-- Begin Records provided --

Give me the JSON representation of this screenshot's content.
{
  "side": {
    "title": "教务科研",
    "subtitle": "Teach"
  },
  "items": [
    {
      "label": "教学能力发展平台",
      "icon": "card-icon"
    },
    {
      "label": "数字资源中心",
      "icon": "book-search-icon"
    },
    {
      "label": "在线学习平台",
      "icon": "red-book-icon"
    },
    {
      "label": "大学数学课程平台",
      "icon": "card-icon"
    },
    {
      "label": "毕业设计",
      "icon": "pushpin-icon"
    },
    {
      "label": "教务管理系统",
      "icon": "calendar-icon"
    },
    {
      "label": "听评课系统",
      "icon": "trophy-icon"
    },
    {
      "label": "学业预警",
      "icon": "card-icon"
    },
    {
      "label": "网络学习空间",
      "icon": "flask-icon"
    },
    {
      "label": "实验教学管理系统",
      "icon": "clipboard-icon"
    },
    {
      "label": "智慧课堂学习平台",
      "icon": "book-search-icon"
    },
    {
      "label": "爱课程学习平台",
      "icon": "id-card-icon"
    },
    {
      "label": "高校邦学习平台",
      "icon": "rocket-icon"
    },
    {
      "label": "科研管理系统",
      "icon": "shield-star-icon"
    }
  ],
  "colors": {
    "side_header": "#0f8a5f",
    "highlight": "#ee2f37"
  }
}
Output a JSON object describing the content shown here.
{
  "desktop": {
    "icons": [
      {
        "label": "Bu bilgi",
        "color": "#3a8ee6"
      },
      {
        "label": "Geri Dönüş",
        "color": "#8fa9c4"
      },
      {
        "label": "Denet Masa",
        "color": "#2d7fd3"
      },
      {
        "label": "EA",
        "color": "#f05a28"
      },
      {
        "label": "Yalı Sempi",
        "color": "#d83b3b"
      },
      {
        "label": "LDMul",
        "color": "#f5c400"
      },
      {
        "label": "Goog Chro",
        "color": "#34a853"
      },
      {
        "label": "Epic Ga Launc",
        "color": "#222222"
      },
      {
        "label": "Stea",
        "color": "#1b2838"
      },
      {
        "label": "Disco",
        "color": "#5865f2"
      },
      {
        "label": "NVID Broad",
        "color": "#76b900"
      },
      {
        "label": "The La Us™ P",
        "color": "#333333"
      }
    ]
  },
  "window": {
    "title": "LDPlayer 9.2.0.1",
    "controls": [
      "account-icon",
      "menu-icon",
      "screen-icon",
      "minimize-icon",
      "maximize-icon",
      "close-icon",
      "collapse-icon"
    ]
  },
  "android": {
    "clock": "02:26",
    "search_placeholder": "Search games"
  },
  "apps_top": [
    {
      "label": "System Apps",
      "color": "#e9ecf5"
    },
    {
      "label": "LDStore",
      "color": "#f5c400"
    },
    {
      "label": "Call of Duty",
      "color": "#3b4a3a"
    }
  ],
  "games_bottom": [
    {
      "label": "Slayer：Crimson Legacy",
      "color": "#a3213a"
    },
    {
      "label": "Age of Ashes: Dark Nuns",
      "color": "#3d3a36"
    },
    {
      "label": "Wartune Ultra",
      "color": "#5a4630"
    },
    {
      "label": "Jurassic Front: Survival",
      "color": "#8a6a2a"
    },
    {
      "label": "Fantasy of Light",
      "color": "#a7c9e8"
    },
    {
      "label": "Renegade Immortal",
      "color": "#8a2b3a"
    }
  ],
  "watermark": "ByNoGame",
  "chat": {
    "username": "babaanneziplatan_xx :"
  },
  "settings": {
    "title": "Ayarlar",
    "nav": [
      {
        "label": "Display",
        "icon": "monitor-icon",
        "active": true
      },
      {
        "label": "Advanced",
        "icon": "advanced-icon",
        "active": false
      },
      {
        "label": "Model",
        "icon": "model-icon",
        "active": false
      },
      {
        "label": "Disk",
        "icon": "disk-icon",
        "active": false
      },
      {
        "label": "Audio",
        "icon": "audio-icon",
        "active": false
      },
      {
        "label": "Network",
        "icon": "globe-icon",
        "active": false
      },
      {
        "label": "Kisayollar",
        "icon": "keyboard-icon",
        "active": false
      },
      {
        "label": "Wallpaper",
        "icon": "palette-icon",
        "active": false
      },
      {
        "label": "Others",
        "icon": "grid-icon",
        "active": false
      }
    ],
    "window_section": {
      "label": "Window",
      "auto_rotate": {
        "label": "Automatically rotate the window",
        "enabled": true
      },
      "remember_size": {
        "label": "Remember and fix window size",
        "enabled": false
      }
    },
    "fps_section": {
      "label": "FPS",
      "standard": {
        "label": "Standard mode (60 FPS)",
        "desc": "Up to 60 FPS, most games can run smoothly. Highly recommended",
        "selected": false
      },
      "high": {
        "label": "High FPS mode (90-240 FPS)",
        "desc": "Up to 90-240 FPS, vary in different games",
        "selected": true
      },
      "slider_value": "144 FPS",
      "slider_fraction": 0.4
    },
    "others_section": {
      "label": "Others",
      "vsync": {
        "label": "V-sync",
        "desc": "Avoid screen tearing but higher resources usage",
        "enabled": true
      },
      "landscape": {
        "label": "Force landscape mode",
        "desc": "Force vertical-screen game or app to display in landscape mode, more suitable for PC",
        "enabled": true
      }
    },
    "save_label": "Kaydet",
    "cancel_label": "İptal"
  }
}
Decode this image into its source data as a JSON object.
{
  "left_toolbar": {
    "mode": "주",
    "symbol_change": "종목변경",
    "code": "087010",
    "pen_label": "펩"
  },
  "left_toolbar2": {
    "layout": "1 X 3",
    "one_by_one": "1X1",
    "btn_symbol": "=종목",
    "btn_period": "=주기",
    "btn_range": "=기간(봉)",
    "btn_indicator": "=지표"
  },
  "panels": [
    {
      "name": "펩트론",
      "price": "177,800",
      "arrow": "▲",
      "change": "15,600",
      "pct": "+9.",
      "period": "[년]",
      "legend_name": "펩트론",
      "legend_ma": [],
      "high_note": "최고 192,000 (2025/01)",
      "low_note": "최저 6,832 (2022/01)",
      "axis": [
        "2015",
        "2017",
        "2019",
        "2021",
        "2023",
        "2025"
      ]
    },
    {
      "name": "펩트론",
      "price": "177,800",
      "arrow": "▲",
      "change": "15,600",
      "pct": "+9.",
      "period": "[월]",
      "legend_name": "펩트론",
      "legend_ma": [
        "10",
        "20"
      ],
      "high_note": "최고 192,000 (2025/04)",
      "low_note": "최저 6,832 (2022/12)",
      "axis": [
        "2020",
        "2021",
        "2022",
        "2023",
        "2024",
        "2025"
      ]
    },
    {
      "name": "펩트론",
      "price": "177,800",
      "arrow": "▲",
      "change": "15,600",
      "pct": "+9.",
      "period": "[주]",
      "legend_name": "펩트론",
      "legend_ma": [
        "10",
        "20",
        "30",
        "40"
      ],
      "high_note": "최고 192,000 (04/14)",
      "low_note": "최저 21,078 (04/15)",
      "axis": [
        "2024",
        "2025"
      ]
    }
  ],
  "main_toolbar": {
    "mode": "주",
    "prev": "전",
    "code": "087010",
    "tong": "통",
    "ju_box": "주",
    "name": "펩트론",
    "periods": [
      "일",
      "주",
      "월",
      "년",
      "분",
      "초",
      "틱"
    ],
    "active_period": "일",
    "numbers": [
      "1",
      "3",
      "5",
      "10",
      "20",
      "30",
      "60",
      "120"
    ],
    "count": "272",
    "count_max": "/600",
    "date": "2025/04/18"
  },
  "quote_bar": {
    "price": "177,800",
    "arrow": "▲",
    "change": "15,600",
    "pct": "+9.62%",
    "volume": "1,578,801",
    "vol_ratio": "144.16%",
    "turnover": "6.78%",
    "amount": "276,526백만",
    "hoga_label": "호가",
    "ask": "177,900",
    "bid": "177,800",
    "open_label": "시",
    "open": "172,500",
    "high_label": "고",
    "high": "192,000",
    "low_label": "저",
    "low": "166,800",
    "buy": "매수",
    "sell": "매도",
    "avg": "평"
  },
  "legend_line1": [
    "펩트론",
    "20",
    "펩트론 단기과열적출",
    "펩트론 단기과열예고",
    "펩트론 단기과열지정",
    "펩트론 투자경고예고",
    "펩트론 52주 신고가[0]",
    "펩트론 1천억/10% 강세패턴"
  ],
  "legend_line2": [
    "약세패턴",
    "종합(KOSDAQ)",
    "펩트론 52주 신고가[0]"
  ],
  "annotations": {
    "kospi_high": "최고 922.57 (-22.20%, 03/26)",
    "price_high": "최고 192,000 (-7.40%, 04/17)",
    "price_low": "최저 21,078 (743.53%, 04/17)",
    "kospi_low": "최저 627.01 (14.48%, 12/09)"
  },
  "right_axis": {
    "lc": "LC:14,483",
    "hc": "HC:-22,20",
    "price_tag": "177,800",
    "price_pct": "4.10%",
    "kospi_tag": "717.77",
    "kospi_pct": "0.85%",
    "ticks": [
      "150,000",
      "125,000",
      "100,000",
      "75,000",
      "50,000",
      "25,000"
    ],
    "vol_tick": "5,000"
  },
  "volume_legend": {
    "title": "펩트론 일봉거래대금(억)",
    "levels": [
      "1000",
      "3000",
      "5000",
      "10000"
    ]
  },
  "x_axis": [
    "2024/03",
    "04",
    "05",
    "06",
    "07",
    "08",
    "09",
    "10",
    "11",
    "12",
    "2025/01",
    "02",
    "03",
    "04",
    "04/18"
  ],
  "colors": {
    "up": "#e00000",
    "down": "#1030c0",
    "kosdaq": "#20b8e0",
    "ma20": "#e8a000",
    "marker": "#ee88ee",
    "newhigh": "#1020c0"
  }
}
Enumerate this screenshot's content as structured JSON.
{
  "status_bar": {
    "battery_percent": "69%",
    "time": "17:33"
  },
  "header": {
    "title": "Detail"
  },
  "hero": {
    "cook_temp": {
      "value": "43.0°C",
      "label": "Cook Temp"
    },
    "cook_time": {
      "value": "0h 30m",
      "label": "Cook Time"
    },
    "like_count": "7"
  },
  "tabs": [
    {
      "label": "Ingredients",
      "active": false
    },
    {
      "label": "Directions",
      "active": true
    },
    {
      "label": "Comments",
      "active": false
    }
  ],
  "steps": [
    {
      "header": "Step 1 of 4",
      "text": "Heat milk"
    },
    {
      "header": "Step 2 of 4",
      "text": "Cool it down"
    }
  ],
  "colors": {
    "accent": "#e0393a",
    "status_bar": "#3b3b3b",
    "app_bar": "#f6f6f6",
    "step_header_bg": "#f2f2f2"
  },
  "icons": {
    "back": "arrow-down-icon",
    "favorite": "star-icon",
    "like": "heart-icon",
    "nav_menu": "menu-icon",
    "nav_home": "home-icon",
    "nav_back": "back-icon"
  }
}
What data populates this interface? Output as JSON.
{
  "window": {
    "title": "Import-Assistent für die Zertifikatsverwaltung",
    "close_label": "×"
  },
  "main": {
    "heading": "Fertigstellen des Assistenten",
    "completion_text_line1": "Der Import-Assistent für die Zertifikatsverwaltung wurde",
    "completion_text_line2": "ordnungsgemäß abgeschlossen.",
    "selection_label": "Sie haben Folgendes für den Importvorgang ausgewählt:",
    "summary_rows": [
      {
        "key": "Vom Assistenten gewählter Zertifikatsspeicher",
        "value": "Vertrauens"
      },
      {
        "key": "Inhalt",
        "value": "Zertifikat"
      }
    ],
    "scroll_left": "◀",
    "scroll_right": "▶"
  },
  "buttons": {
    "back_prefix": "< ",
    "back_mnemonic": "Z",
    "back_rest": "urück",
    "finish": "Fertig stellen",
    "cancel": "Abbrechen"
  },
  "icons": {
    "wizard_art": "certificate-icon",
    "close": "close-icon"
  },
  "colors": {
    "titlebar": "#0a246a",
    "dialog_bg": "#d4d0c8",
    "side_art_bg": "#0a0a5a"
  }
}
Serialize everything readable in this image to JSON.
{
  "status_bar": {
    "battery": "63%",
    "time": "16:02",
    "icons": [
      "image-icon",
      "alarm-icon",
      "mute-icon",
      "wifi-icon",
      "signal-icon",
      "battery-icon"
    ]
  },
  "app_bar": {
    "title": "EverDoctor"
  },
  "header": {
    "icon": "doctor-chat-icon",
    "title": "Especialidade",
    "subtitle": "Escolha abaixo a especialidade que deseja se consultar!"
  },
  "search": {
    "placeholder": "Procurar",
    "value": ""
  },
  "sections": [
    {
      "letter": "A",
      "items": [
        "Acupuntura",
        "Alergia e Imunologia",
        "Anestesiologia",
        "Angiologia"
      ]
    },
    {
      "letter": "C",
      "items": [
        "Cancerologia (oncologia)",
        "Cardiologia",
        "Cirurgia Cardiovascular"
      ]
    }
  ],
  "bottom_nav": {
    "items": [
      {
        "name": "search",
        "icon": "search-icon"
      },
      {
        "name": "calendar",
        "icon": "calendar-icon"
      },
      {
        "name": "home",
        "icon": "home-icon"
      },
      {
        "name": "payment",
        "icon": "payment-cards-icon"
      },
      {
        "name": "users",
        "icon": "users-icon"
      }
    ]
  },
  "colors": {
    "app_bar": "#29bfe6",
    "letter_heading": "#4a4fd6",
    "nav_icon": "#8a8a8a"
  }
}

-- End Records provided --

### Short problem:
From the entries, report each line that includes the word "calendar".

### Written solution:
      "icon": "calendar-icon"
        "name": "calendar",
        "icon": "calendar-icon"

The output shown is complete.